MATERIAL PROVIDED start
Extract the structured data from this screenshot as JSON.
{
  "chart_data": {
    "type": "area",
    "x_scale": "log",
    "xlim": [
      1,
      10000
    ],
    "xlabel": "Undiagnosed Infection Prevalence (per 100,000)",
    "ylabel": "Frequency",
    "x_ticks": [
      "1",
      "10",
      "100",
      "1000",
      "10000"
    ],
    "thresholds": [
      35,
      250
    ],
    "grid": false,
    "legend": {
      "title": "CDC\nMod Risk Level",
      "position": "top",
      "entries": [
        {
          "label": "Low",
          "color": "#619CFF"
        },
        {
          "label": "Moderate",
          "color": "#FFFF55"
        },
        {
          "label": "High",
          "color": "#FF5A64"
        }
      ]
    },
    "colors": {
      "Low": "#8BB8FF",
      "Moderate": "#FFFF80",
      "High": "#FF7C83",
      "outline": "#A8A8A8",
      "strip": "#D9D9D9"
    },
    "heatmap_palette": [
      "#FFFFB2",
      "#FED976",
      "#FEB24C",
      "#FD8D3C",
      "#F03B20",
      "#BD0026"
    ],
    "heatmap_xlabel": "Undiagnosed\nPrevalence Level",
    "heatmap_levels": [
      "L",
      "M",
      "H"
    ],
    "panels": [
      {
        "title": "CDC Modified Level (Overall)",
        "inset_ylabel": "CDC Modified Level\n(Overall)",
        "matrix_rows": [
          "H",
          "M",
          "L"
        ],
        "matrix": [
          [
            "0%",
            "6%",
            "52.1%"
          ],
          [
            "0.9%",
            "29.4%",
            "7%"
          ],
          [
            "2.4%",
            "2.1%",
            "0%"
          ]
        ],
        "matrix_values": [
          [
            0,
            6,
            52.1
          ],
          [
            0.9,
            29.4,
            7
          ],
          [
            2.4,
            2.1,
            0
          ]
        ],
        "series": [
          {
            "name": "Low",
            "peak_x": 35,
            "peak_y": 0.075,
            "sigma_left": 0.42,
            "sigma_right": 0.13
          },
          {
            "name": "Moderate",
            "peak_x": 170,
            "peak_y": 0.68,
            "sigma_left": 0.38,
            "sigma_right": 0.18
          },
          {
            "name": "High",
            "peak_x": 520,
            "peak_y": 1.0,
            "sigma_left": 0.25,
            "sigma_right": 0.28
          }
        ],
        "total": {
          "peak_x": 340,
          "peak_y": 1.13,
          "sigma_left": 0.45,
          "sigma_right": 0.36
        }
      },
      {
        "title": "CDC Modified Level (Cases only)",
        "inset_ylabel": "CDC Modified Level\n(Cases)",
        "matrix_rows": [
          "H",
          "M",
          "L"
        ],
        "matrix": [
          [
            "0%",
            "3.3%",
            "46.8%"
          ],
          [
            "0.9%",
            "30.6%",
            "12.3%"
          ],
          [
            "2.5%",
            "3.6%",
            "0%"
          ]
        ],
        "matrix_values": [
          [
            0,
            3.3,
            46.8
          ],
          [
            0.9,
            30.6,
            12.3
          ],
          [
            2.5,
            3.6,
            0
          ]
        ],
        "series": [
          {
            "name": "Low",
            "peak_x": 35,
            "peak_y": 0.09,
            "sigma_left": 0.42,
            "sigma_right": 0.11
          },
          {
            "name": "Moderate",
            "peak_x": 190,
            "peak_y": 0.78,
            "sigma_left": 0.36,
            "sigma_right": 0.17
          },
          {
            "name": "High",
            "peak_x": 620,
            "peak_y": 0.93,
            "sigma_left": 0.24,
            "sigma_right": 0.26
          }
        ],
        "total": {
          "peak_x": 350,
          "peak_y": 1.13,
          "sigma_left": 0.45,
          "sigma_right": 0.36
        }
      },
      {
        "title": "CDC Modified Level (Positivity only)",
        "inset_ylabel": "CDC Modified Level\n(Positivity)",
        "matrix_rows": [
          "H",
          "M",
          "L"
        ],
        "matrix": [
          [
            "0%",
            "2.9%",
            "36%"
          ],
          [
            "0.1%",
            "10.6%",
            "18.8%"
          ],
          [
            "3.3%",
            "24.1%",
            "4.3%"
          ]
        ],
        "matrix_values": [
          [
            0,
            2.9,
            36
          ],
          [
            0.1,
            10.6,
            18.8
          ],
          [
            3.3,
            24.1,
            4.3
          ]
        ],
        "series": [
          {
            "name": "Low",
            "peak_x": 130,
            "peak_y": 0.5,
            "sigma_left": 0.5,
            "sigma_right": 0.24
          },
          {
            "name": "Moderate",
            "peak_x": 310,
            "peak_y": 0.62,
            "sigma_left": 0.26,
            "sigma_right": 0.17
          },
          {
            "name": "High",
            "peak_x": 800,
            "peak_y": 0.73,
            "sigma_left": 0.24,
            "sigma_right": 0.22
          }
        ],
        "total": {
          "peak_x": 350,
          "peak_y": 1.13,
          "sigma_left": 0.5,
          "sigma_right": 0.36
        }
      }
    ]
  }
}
MATERIAL PROVIDED end
■ EXERCISE TASK ■
Write out the full set of records exactly as given.

■ SOLUTION FOR THIS PROBLEM ■
Extract the structured data from this screenshot as JSON.
{
  "chart_data": {
    "type": "area",
    "x_scale": "log",
    "xlim": [
      1,
      10000
    ],
    "xlabel": "Undiagnosed Infection Prevalence (per 100,000)",
    "ylabel": "Frequency",
    "x_ticks": [
      "1",
      "10",
      "100",
      "1000",
      "10000"
    ],
    "thresholds": [
      35,
      250
    ],
    "grid": false,
    "legend": {
      "title": "CDC\nMod Risk Level",
      "position": "top",
      "entries": [
        {
          "label": "Low",
          "color": "#619CFF"
        },
        {
          "label": "Moderate",
          "color": "#FFFF55"
        },
        {
          "label": "High",
          "color": "#FF5A64"
        }
      ]
    },
    "colors": {
      "Low": "#8BB8FF",
      "Moderate": "#FFFF80",
      "High": "#FF7C83",
      "outline": "#A8A8A8",
      "strip": "#D9D9D9"
    },
    "heatmap_palette": [
      "#FFFFB2",
      "#FED976",
      "#FEB24C",
      "#FD8D3C",
      "#F03B20",
      "#BD0026"
    ],
    "heatmap_xlabel": "Undiagnosed\nPrevalence Level",
    "heatmap_levels": [
      "L",
      "M",
      "H"
    ],
    "panels": [
      {
        "title": "CDC Modified Level (Overall)",
        "inset_ylabel": "CDC Modified Level\n(Overall)",
        "matrix_rows": [
          "H",
          "M",
          "L"
        ],
        "matrix": [
          [
            "0%",
            "6%",
            "52.1%"
          ],
          [
            "0.9%",
            "29.4%",
            "7%"
          ],
          [
            "2.4%",
            "2.1%",
            "0%"
          ]
        ],
        "matrix_values": [
          [
            0,
            6,
            52.1
          ],
          [
            0.9,
            29.4,
            7
          ],
          [
            2.4,
            2.1,
            0
          ]
        ],
        "series": [
          {
            "name": "Low",
            "peak_x": 35,
            "peak_y": 0.075,
            "sigma_left": 0.42,
            "sigma_right": 0.13
          },
          {
            "name": "Moderate",
            "peak_x": 170,
            "peak_y": 0.68,
            "sigma_left": 0.38,
            "sigma_right": 0.18
          },
          {
            "name": "High",
            "peak_x": 520,
            "peak_y": 1.0,
            "sigma_left": 0.25,
            "sigma_right": 0.28
          }
        ],
        "total": {
          "peak_x": 340,
          "peak_y": 1.13,
          "sigma_left": 0.45,
          "sigma_right": 0.36
        }
      },
      {
        "title": "CDC Modified Level (Cases only)",
        "inset_ylabel": "CDC Modified Level\n(Cases)",
        "matrix_rows": [
          "H",
          "M",
          "L"
        ],
        "matrix": [
          [
            "0%",
            "3.3%",
            "46.8%"
          ],
          [
            "0.9%",
            "30.6%",
            "12.3%"
          ],
          [
            "2.5%",
            "3.6%",
            "0%"
          ]
        ],
        "matrix_values": [
          [
            0,
            3.3,
            46.8
          ],
          [
            0.9,
            30.6,
            12.3
          ],
          [
            2.5,
            3.6,
            0
          ]
        ],
        "series": [
          {
            "name": "Low",
            "peak_x": 35,
            "peak_y": 0.09,
            "sigma_left": 0.42,
            "sigma_right": 0.11
          },
          {
            "name": "Moderate",
            "peak_x": 190,
            "peak_y": 0.78,
            "sigma_left": 0.36,
            "sigma_right": 0.17
          },
          {
            "name": "High",
            "peak_x": 620,
            "peak_y": 0.93,
            "sigma_left": 0.24,
            "sigma_right": 0.26
          }
        ],
        "total": {
          "peak_x": 350,
          "peak_y": 1.13,
          "sigma_left": 0.45,
          "sigma_right": 0.36
        }
      },
      {
        "title": "CDC Modified Level (Positivity only)",
        "inset_ylabel": "CDC Modified Level\n(Positivity)",
        "matrix_rows": [
          "H",
          "M",
          "L"
        ],
        "matrix": [
          [
            "0%",
            "2.9%",
            "36%"
          ],
          [
            "0.1%",
            "10.6%",
            "18.8%"
          ],
          [
            "3.3%",
            "24.1%",
            "4.3%"
          ]
        ],
        "matrix_values": [
          [
            0,
            2.9,
            36
          ],
          [
            0.1,
            10.6,
            18.8
          ],
          [
            3.3,
            24.1,
            4.3
          ]
        ],
        "series": [
          {
            "name": "Low",
            "peak_x": 130,
            "peak_y": 0.5,
            "sigma_left": 0.5,
            "sigma_right": 0.24
          },
          {
            "name": "Moderate",
            "peak_x": 310,
            "peak_y": 0.62,
            "sigma_left": 0.26,
            "sigma_right": 0.17
          },
          {
            "name": "High",
            "peak_x": 800,
            "peak_y": 0.73,
            "sigma_left": 0.24,
            "sigma_right": 0.22
          }
        ],
        "total": {
          "peak_x": 350,
          "peak_y": 1.13,
          "sigma_left": 0.5,
          "sigma_right": 0.36
        }
      }
    ]
  }
}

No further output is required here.